▸ **The task**
Look through the data for the string "this". Copy every line where it is found.

▸ **Material shown**

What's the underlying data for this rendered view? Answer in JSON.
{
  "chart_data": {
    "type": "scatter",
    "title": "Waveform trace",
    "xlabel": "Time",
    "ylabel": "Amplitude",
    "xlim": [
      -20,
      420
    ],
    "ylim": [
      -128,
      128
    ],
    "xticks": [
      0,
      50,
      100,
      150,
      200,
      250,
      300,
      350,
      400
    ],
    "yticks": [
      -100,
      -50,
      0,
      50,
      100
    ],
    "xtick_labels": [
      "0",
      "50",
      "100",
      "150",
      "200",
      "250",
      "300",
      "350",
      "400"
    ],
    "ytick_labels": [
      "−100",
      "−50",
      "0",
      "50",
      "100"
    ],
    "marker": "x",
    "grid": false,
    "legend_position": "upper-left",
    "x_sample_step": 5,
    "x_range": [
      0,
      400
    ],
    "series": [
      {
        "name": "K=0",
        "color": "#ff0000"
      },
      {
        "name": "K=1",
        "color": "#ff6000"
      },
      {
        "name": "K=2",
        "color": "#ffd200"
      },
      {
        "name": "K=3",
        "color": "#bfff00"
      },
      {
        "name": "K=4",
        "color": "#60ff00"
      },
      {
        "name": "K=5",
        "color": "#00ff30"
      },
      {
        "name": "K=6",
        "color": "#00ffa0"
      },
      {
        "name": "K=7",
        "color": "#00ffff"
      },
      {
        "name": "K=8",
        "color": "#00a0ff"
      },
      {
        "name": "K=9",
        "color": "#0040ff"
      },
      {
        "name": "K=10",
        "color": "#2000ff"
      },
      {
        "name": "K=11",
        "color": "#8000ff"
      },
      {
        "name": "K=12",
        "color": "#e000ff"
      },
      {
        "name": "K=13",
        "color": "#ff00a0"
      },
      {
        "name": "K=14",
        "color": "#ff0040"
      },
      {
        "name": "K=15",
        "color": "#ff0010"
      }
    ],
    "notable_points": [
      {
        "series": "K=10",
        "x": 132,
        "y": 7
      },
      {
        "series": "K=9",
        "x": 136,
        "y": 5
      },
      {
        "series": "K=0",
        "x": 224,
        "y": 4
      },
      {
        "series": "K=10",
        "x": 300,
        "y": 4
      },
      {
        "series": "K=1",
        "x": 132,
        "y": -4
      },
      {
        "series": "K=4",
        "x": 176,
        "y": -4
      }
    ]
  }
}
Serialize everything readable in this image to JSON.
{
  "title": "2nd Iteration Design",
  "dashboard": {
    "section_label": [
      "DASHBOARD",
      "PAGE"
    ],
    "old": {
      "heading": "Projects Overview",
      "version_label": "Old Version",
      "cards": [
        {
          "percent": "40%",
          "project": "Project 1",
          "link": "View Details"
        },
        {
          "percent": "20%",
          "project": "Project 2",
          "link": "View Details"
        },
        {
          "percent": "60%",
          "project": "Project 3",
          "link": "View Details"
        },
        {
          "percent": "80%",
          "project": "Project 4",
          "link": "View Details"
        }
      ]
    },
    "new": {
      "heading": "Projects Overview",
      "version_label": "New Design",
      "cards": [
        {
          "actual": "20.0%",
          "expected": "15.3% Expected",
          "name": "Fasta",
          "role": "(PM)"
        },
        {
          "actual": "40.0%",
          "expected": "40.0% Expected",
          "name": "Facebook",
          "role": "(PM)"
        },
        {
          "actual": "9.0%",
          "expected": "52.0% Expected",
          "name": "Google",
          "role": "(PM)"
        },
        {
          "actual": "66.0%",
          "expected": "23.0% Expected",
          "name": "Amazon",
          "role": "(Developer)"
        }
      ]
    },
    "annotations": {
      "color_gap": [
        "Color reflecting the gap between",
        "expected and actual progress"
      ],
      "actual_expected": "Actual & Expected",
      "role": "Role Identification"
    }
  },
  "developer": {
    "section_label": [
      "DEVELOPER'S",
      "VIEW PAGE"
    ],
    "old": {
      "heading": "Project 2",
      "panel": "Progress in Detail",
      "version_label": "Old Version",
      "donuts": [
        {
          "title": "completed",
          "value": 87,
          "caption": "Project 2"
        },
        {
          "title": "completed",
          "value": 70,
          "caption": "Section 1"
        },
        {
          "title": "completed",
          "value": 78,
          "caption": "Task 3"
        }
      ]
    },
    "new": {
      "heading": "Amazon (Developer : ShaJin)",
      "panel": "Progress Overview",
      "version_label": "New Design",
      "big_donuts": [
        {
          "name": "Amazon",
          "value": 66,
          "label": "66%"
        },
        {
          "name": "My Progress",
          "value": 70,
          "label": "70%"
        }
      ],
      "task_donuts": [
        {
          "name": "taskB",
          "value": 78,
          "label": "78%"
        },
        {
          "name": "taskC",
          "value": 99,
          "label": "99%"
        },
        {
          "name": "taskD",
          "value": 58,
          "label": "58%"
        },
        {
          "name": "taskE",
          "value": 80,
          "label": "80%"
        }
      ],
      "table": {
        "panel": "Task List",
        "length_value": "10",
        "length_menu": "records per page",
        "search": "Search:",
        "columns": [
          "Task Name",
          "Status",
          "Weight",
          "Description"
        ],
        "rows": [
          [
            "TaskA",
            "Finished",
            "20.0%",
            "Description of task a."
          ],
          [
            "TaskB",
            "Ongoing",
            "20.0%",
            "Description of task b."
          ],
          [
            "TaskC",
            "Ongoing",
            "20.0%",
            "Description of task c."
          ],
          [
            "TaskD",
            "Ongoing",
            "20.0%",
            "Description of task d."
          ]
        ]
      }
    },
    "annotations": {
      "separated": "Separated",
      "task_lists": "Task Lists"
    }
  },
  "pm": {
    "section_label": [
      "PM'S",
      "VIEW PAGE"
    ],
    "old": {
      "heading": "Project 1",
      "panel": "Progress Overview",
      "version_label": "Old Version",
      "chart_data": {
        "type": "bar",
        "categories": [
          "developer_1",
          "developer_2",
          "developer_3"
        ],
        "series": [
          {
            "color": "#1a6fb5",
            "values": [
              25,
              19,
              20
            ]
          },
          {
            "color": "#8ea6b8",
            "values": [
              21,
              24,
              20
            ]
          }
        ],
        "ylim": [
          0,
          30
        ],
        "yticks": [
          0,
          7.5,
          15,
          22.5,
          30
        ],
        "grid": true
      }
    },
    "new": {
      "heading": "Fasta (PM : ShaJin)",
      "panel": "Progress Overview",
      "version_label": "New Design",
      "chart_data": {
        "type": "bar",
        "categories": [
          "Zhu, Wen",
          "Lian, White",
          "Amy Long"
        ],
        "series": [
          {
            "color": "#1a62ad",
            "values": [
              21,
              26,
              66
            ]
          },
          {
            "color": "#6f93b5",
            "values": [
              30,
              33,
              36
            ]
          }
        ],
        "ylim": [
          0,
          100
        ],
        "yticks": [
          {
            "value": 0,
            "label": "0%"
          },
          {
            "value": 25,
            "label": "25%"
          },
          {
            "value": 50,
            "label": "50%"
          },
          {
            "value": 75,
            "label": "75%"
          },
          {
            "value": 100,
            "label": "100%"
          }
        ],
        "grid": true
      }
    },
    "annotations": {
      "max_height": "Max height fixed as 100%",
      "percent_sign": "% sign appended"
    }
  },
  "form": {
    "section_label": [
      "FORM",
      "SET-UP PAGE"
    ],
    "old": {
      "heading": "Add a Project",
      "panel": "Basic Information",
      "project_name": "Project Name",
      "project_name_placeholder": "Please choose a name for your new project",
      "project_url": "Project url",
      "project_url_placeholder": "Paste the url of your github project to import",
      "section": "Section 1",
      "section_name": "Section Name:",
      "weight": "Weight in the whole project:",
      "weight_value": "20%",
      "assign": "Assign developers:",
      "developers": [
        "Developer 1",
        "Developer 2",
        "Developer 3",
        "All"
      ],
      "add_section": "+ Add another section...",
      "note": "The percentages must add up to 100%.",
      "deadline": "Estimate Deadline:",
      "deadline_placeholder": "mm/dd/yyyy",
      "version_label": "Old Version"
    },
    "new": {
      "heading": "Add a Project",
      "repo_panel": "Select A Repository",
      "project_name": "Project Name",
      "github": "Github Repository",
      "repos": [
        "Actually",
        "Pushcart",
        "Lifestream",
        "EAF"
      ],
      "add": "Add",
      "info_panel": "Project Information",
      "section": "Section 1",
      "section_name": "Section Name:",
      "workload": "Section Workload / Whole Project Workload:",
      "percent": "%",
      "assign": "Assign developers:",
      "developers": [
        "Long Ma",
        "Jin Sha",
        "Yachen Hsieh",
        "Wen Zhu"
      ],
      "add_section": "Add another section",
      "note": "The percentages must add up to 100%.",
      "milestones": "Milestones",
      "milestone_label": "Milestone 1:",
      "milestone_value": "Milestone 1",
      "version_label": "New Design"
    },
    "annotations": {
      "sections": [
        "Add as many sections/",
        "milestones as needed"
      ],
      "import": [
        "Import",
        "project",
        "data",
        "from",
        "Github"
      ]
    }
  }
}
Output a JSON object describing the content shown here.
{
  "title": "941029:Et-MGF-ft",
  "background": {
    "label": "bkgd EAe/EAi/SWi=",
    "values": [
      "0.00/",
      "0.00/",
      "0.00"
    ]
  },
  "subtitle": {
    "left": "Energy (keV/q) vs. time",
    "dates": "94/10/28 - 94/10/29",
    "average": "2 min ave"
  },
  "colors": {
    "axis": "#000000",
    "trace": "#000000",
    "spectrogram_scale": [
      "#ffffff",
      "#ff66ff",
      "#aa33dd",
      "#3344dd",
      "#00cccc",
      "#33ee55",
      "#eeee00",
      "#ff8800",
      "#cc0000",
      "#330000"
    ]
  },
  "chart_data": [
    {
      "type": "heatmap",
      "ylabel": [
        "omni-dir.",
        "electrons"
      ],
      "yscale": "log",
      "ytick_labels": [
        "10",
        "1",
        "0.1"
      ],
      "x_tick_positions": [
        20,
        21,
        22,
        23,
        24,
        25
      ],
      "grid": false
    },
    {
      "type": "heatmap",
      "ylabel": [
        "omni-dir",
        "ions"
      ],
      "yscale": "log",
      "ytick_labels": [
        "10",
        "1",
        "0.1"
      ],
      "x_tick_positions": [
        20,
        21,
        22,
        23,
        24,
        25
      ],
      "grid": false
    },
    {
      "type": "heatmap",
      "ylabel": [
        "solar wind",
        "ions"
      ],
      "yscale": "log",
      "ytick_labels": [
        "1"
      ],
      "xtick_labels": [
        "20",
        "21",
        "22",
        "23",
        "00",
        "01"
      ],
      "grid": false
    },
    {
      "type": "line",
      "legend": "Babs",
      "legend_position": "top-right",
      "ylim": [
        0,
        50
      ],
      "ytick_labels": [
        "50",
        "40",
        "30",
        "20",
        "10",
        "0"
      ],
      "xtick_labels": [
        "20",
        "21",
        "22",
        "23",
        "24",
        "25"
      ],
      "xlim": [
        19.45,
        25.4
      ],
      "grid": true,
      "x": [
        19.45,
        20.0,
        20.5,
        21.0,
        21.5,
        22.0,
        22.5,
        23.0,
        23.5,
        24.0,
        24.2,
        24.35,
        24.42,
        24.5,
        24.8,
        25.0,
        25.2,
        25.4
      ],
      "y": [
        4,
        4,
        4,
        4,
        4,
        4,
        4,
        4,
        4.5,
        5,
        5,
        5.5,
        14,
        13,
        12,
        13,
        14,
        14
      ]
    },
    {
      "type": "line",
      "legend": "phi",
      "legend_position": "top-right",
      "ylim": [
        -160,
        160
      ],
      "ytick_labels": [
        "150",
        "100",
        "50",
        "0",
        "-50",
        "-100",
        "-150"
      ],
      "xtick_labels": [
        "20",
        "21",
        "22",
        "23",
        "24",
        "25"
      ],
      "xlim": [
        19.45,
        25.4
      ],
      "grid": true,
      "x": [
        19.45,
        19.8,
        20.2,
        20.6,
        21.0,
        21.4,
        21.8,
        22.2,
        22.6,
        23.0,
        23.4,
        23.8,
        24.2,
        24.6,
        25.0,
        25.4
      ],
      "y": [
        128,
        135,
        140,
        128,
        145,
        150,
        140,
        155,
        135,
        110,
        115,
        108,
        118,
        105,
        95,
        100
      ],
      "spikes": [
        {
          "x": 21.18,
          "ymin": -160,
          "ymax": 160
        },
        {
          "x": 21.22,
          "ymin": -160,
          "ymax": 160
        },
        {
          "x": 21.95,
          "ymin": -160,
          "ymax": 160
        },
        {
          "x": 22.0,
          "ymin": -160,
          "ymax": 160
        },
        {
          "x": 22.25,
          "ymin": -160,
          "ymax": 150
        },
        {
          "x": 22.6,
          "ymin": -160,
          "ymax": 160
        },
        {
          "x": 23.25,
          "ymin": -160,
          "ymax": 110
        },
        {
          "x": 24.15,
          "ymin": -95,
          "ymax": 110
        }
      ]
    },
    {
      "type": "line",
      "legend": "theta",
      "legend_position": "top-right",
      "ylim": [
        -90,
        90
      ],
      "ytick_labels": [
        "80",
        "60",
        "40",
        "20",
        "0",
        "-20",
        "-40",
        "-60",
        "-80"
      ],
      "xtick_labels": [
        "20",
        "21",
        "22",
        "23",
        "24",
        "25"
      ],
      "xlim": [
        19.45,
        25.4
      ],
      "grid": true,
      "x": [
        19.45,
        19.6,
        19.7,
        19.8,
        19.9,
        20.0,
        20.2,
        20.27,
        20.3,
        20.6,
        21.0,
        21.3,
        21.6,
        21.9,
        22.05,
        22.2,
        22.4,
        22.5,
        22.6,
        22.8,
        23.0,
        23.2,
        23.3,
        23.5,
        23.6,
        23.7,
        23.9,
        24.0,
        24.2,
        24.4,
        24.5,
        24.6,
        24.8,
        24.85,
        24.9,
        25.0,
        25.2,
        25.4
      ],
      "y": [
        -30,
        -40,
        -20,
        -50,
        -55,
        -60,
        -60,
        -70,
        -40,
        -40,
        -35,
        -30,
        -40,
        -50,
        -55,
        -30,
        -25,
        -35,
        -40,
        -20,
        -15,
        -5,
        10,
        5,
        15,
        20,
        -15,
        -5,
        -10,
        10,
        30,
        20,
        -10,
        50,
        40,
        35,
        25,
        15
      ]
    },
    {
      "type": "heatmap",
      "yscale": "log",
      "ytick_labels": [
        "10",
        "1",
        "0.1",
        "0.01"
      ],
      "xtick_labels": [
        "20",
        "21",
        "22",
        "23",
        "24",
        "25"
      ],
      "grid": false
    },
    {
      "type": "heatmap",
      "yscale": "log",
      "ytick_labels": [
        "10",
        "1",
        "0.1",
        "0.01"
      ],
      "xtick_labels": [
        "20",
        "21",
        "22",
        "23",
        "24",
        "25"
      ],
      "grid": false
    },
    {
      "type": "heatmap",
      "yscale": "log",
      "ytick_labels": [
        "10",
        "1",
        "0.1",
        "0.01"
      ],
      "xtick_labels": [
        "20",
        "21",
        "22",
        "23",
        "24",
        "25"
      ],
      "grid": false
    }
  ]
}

▸ **Output of the task**
What's the underlying data for this rendered view? Answer in JSON.
Serialize everything readable in this image to JSON.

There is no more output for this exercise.